[The records start]

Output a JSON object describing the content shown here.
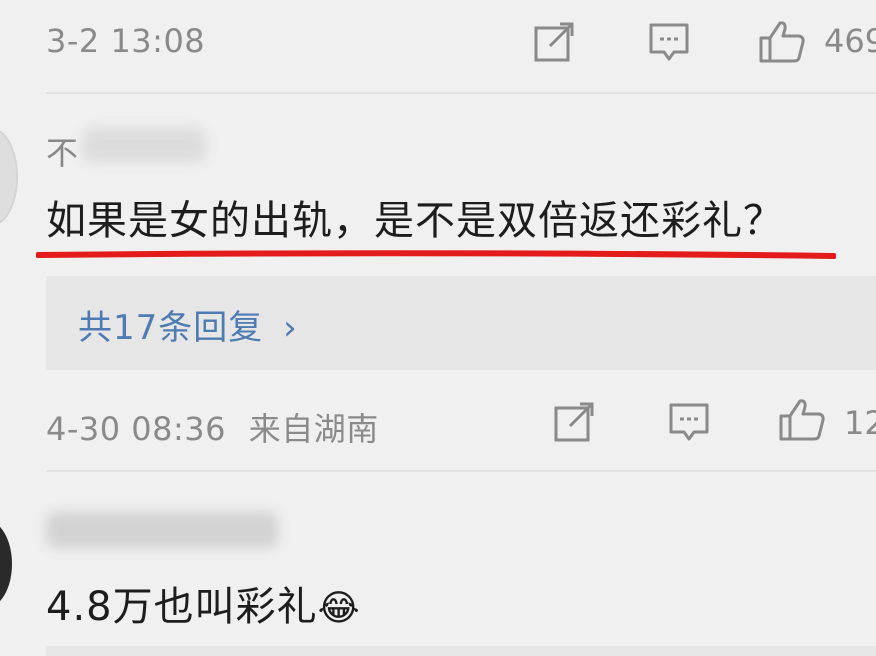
{
  "comments": [
    {
      "timestamp": "3-2 13:08",
      "like_count": "469",
      "actions": {
        "share_icon": "share-icon",
        "comment_icon": "comment-icon",
        "like_icon": "thumbs-up-icon"
      }
    },
    {
      "username_visible": "不",
      "text": "如果是女的出轨，是不是双倍返还彩礼？",
      "replies_label": "共17条回复",
      "replies_chevron": "›",
      "timestamp": "4-30 08:36",
      "location": "来自湖南",
      "like_count": "12",
      "highlight_color": "#e31b1b"
    },
    {
      "text": "4.8万也叫彩礼",
      "emoji": "😂"
    }
  ],
  "colors": {
    "background": "#f0f0f0",
    "meta_text": "#8a8a8a",
    "link": "#4e7bb1",
    "underline": "#e31b1b"
  }
}
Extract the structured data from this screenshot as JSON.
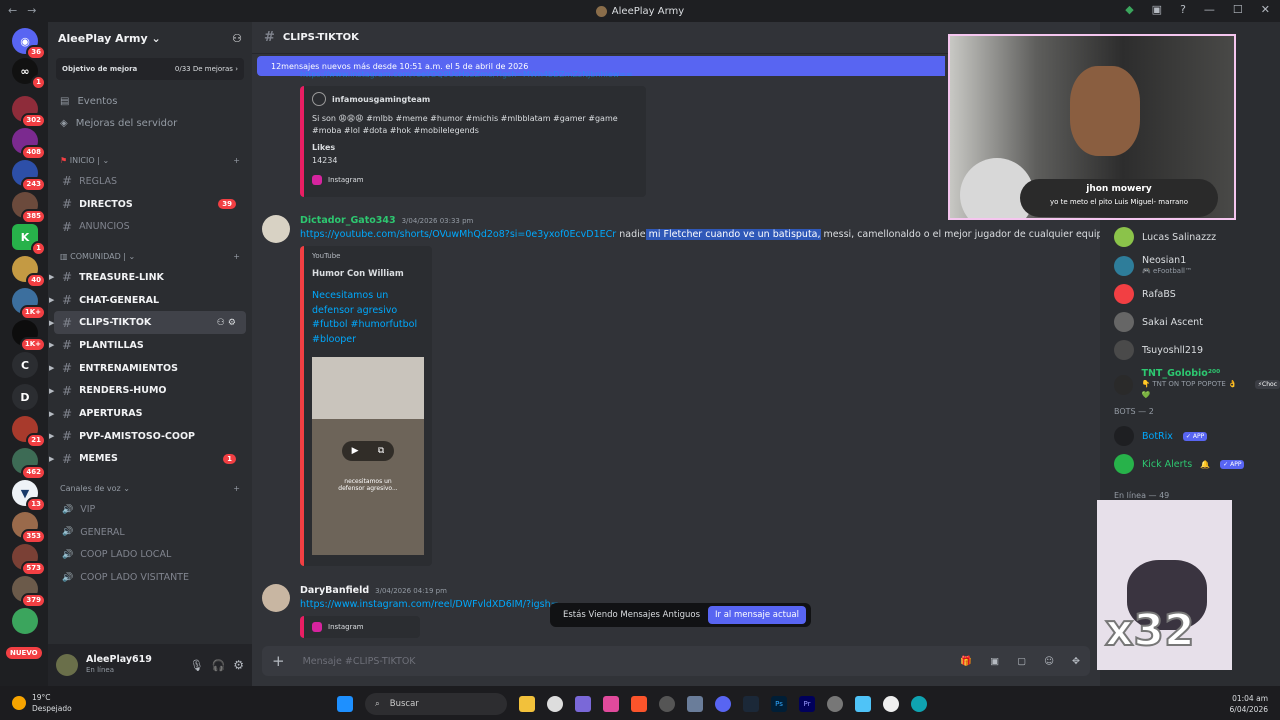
{
  "window": {
    "title": "AleePlay Army"
  },
  "servers": {
    "badges": [
      "36",
      "1",
      "302",
      "408",
      "243",
      "385",
      "1",
      "40",
      "1K+",
      "1K+",
      "21",
      "462",
      "13",
      "353",
      "573",
      "379"
    ],
    "letters": [
      "C",
      "D"
    ],
    "nuevo": "NUEVO"
  },
  "guild": {
    "name": "AleePlay Army",
    "boost_label": "Objetivo de mejora",
    "boost_value": "0/33 De mejoras",
    "events": "Eventos",
    "server_boosts": "Mejoras del servidor",
    "cat_inicio": "INICIO",
    "cat_comunidad": "COMUNIDAD",
    "cat_voice": "Canales de voz",
    "inicio_channels": [
      {
        "name": "REGLAS",
        "muted": true,
        "count": ""
      },
      {
        "name": "DIRECTOS",
        "muted": false,
        "count": "39"
      },
      {
        "name": "ANUNCIOS",
        "muted": true,
        "count": ""
      }
    ],
    "comunidad_channels": [
      {
        "name": "TREASURE-LINK",
        "count": ""
      },
      {
        "name": "CHAT-GENERAL",
        "count": ""
      },
      {
        "name": "CLIPS-TIKTOK",
        "count": ""
      },
      {
        "name": "PLANTILLAS",
        "count": ""
      },
      {
        "name": "ENTRENAMIENTOS",
        "count": ""
      },
      {
        "name": "RENDERS-HUMO",
        "count": ""
      },
      {
        "name": "APERTURAS",
        "count": ""
      },
      {
        "name": "PVP-AMISTOSO-COOP",
        "count": ""
      },
      {
        "name": "MEMES",
        "count": "1"
      }
    ],
    "voice_channels": [
      "VIP",
      "GENERAL",
      "COOP LADO LOCAL",
      "COOP LADO VISITANTE"
    ]
  },
  "user": {
    "name": "AleePlay619",
    "status": "En línea"
  },
  "channel": {
    "name": "CLIPS-TIKTOK"
  },
  "new_messages_bar": "12mensajes nuevos más desde 10:51 a.m. el 5 de abril de 2026",
  "embed1": {
    "top_link": "https://www.instagram.com/reel/DQ9UcHo2Zmo/?igsh=MWh4bDZmZzNjbnhiew==",
    "author": "infamousgamingteam",
    "text": "Si son 😩😩😩 #mlbb #meme #humor #michis #mlbblatam #gamer #game #moba #lol #dota #hok #mobilelegends",
    "likes_label": "Likes",
    "likes": "14234",
    "footer": "Instagram"
  },
  "message2": {
    "author": "Dictador_Gato343",
    "time": "3/04/2026 03:33 pm",
    "link": "https://youtube.com/shorts/OVuwMhQd2o8?si=0e3yxof0EcvD1ECr",
    "text_pre": " nadie",
    "text_sel": " mi Fletcher cuando ve un batisputa,",
    "text_post": " messi, camellonaldo o el mejor jugador de cualquier equipo",
    "provider": "YouTube",
    "channel": "Humor Con William",
    "title": "Necesitamos un defensor agresivo #futbol #humorfutbol #blooper",
    "caption": "necesitamos un defensor agresivo..."
  },
  "message3": {
    "author": "DaryBanfield",
    "time": "3/04/2026 04:19 pm",
    "link": "https://www.instagram.com/reel/DWFvldXD6IM/?igsh=",
    "footer": "Instagram"
  },
  "old_messages": {
    "text": "Estás Viendo Mensajes Antiguos",
    "button": "Ir al mensaje actual"
  },
  "composer": {
    "placeholder": "Mensaje #CLIPS-TIKTOK"
  },
  "webcam": {
    "name": "jhon mowery",
    "message": "yo te meto el pito Luis Miguel- marrano"
  },
  "members": {
    "online": [
      {
        "name": "Lucas Salinazzz",
        "sub": "",
        "color": "#dbdee1"
      },
      {
        "name": "Neosian1",
        "sub": "🎮 eFootball™",
        "color": "#dbdee1"
      },
      {
        "name": "RafaBS",
        "sub": "",
        "color": "#dbdee1"
      },
      {
        "name": "Sakai Ascent",
        "sub": "",
        "color": "#dbdee1"
      },
      {
        "name": "Tsuyoshll219",
        "sub": "",
        "color": "#dbdee1"
      },
      {
        "name": "TNT_Golobio²⁰⁰",
        "sub": "👇 TNT ON TOP POPOTE 👌 💚",
        "color": "#2dc770"
      }
    ],
    "bots_header": "BOTS — 2",
    "bots": [
      {
        "name": "BotRix",
        "tag": "✓ APP"
      },
      {
        "name": "Kick Alerts",
        "tag": "✓ APP"
      }
    ],
    "online_header": "En línea — 49",
    "tnt_badge": "⚡Choc"
  },
  "overlay": {
    "text": "x32"
  },
  "taskbar": {
    "temp": "19°C",
    "weather": "Despejado",
    "search": "Buscar",
    "time": "01:04 am",
    "date": "6/04/2026"
  }
}
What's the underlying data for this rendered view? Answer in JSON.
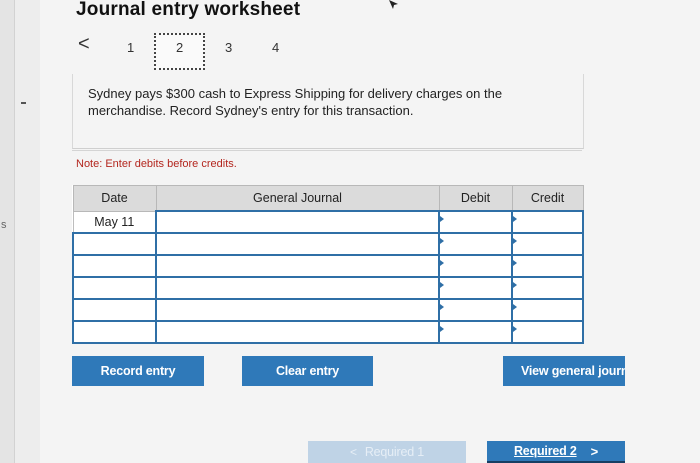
{
  "header": {
    "title": "Journal entry worksheet"
  },
  "pager": {
    "prev_icon": "chevron-left-icon",
    "prev_glyph": "<",
    "pages": [
      "1",
      "2",
      "3",
      "4"
    ],
    "current": "2"
  },
  "instructions": "Sydney pays $300 cash to Express Shipping for delivery charges on the merchandise. Record Sydney's entry for this transaction.",
  "note": "Note: Enter debits before credits.",
  "journal": {
    "headers": {
      "date": "Date",
      "account": "General Journal",
      "debit": "Debit",
      "credit": "Credit"
    },
    "rows": [
      {
        "date": "May 11",
        "account": "",
        "debit": "",
        "credit": ""
      },
      {
        "date": "",
        "account": "",
        "debit": "",
        "credit": ""
      },
      {
        "date": "",
        "account": "",
        "debit": "",
        "credit": ""
      },
      {
        "date": "",
        "account": "",
        "debit": "",
        "credit": ""
      },
      {
        "date": "",
        "account": "",
        "debit": "",
        "credit": ""
      },
      {
        "date": "",
        "account": "",
        "debit": "",
        "credit": ""
      }
    ]
  },
  "buttons": {
    "record": "Record entry",
    "clear": "Clear entry",
    "view": "View general journ",
    "prev_required": "Required 1",
    "next_required": "Required 2",
    "prev_glyph": "<",
    "next_glyph": ">"
  },
  "sidebar": {
    "edge_label": "s"
  },
  "colors": {
    "button": "#2f79b9",
    "note": "#b3261e",
    "input_border": "#2f6fa6"
  }
}
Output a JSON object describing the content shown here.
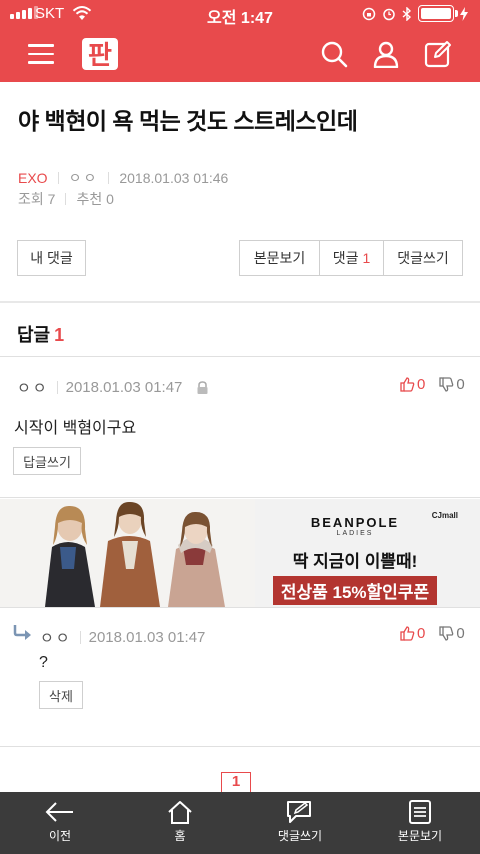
{
  "status": {
    "carrier": "SKT",
    "time": "오전 1:47"
  },
  "header": {
    "logo": "판"
  },
  "post": {
    "title": "야 백현이 욕 먹는 것도 스트레스인데",
    "category": "EXO",
    "author": "ㅇㅇ",
    "datetime": "2018.01.03 01:46",
    "views_label": "조회 7",
    "recommend_label": "추천 0"
  },
  "buttons": {
    "my_comments": "내 댓글",
    "view_post": "본문보기",
    "comments": "댓글",
    "comments_count": "1",
    "write_comment": "댓글쓰기"
  },
  "replies": {
    "heading": "답글",
    "count": "1"
  },
  "comment1": {
    "author": "ㅇㅇ",
    "datetime": "2018.01.03 01:47",
    "up": "0",
    "down": "0",
    "body": "시작이 백혐이구요",
    "reply_button": "답글쓰기"
  },
  "ad": {
    "brand": "BEANPOLE",
    "brand_sub": "LADIES",
    "partner": "CJmall",
    "line1": "딱 지금이 이쁠때!",
    "line2": "전상품 15%할인쿠폰"
  },
  "comment2": {
    "author": "ㅇㅇ",
    "datetime": "2018.01.03 01:47",
    "up": "0",
    "down": "0",
    "body": "?",
    "delete_button": "삭제"
  },
  "pagination": {
    "current": "1"
  },
  "tabbar": {
    "prev": "이전",
    "home": "홈",
    "write_comment": "댓글쓰기",
    "view_post": "본문보기"
  },
  "colors": {
    "accent": "#e84a4c",
    "tabbar": "#3b3b3b"
  }
}
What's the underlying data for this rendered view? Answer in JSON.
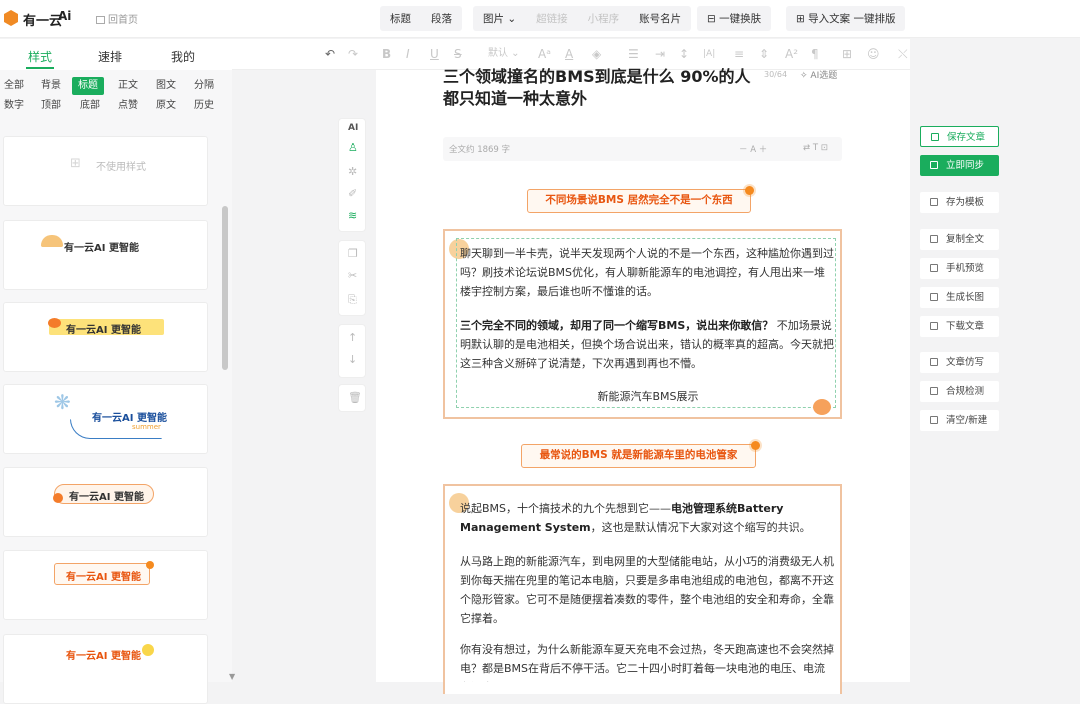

[The records end]

# [Work instructions]
Search the data above for the word "icon", then gather each line in which it appears.

# [Correct response]
        "share_icon": "share-icon",
        "comment_icon": "comment-icon",
        "like_icon": "thumbs-up-icon"
    "prev_icon": "chevron-left-icon",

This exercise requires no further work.